*** Exercise materials ***
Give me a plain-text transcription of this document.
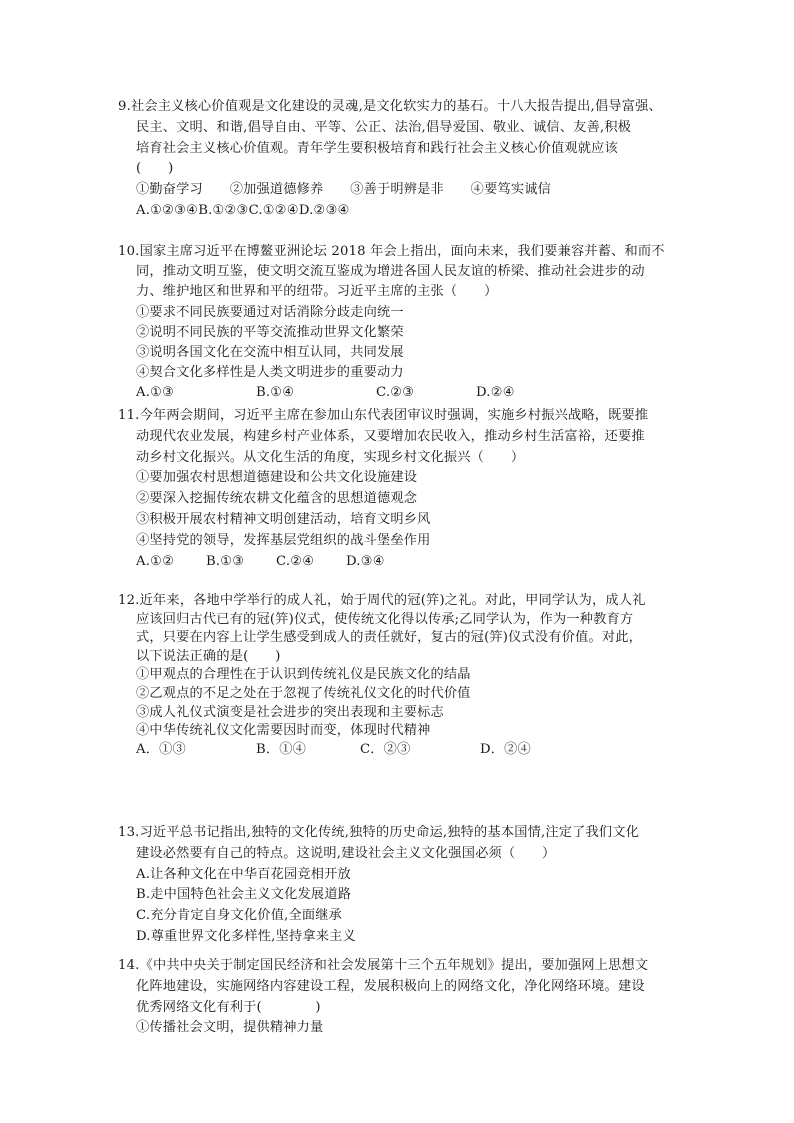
9.社会主义核心价值观是文化建设的灵魂,是文化软实力的基石。十八大报告提出,倡导富强、
民主、文明、和谐,倡导自由、平等、公正、法治,倡导爱国、敬业、诚信、友善,积极
培育社会主义核心价值观。青年学生要积极培育和践行社会主义核心价值观就应该
(　　)
①勤奋学习　　②加强道德修养　　③善于明辨是非　　④要笃实诚信
A.①②③④B.①②③C.①②④D.②③④
10.国家主席习近平在博鳌亚洲论坛 2018 年会上指出，面向未来，我们要兼容并蓄、和而不
同，推动文明互鉴，使文明交流互鉴成为增进各国人民友谊的桥梁、推动社会进步的动
力、维护地区和世界和平的纽带。习近平主席的主张（　　）
①要求不同民族要通过对话消除分歧走向统一
②说明不同民族的平等交流推动世界文化繁荣
③说明各国文化在交流中相互认同，共同发展
④契合文化多样性是人类文明进步的重要动力
A.①③	B.①④	C.②③	D.②④
11.今年两会期间，习近平主席在参加山东代表团审议时强调，实施乡村振兴战略，既要推
动现代农业发展，构建乡村产业体系，又要增加农民收入，推动乡村生活富裕，还要推
动乡村文化振兴。从文化生活的角度，实现乡村文化振兴（　　）
①要加强农村思想道德建设和公共文化设施建设
②要深入挖掘传统农耕文化蕴含的思想道德观念
③积极开展农村精神文明创建活动，培育文明乡风
④坚持党的领导，发挥基层党组织的战斗堡垒作用
A.①② B.①③ C.②④ D.③④
12.近年来，各地中学举行的成人礼，始于周代的冠(笄)之礼。对此，甲同学认为，成人礼
应该回归古代已有的冠(笄)仪式，使传统文化得以传承;乙同学认为，作为一种教育方
式，只要在内容上让学生感受到成人的责任就好，复古的冠(笄)仪式没有价值。对此，
以下说法正确的是(　　)
①甲观点的合理性在于认识到传统礼仪是民族文化的结晶
②乙观点的不足之处在于忽视了传统礼仪文化的时代价值
③成人礼仪式演变是社会进步的突出表现和主要标志
④中华传统礼仪文化需要因时而变，体现时代精神
A．①③	B．①④	C．②③	D．②④
13.习近平总书记指出,独特的文化传统,独特的历史命运,独特的基本国情,注定了我们文化
建设必然要有自己的特点。这说明,建设社会主义文化强国必须（　　）
A.让各种文化在中华百花园竞相开放
B.走中国特色社会主义文化发展道路
C.充分肯定自身文化价值,全面继承
D.尊重世界文化多样性,坚持拿来主义
14.《中共中央关于制定国民经济和社会发展第十三个五年规划》提出，要加强网上思想文
化阵地建设，实施网络内容建设工程，发展积极向上的网络文化，净化网络环境。建设
优秀网络文化有利于(　　　　)
①传播社会文明，提供精神力量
***
▶ _Given request_:
Reproduce all entries exactly. Pictures do not belong in the copy.

▶ _Full answer_:
Give me a plain-text transcription of this document.
9.社会主义核心价值观是文化建设的灵魂,是文化软实力的基石。十八大报告提出,倡导富强、
民主、文明、和谐,倡导自由、平等、公正、法治,倡导爱国、敬业、诚信、友善,积极
培育社会主义核心价值观。青年学生要积极培育和践行社会主义核心价值观就应该
(　　)
①勤奋学习　　②加强道德修养　　③善于明辨是非　　④要笃实诚信
A.①②③④B.①②③C.①②④D.②③④
10.国家主席习近平在博鳌亚洲论坛 2018 年会上指出，面向未来，我们要兼容并蓄、和而不
同，推动文明互鉴，使文明交流互鉴成为增进各国人民友谊的桥梁、推动社会进步的动
力、维护地区和世界和平的纽带。习近平主席的主张（　　）
①要求不同民族要通过对话消除分歧走向统一
②说明不同民族的平等交流推动世界文化繁荣
③说明各国文化在交流中相互认同，共同发展
④契合文化多样性是人类文明进步的重要动力
A.①③	B.①④	C.②③	D.②④
11.今年两会期间，习近平主席在参加山东代表团审议时强调，实施乡村振兴战略，既要推
动现代农业发展，构建乡村产业体系，又要增加农民收入，推动乡村生活富裕，还要推
动乡村文化振兴。从文化生活的角度，实现乡村文化振兴（　　）
①要加强农村思想道德建设和公共文化设施建设
②要深入挖掘传统农耕文化蕴含的思想道德观念
③积极开展农村精神文明创建活动，培育文明乡风
④坚持党的领导，发挥基层党组织的战斗堡垒作用
A.①② B.①③ C.②④ D.③④
12.近年来，各地中学举行的成人礼，始于周代的冠(笄)之礼。对此，甲同学认为，成人礼
应该回归古代已有的冠(笄)仪式，使传统文化得以传承;乙同学认为，作为一种教育方
式，只要在内容上让学生感受到成人的责任就好，复古的冠(笄)仪式没有价值。对此，
以下说法正确的是(　　)
①甲观点的合理性在于认识到传统礼仪是民族文化的结晶
②乙观点的不足之处在于忽视了传统礼仪文化的时代价值
③成人礼仪式演变是社会进步的突出表现和主要标志
④中华传统礼仪文化需要因时而变，体现时代精神
A．①③	B．①④	C．②③	D．②④
13.习近平总书记指出,独特的文化传统,独特的历史命运,独特的基本国情,注定了我们文化
建设必然要有自己的特点。这说明,建设社会主义文化强国必须（　　）
A.让各种文化在中华百花园竞相开放
B.走中国特色社会主义文化发展道路
C.充分肯定自身文化价值,全面继承
D.尊重世界文化多样性,坚持拿来主义
14.《中共中央关于制定国民经济和社会发展第十三个五年规划》提出，要加强网上思想文
化阵地建设，实施网络内容建设工程，发展积极向上的网络文化，净化网络环境。建设
优秀网络文化有利于(　　　　)
①传播社会文明，提供精神力量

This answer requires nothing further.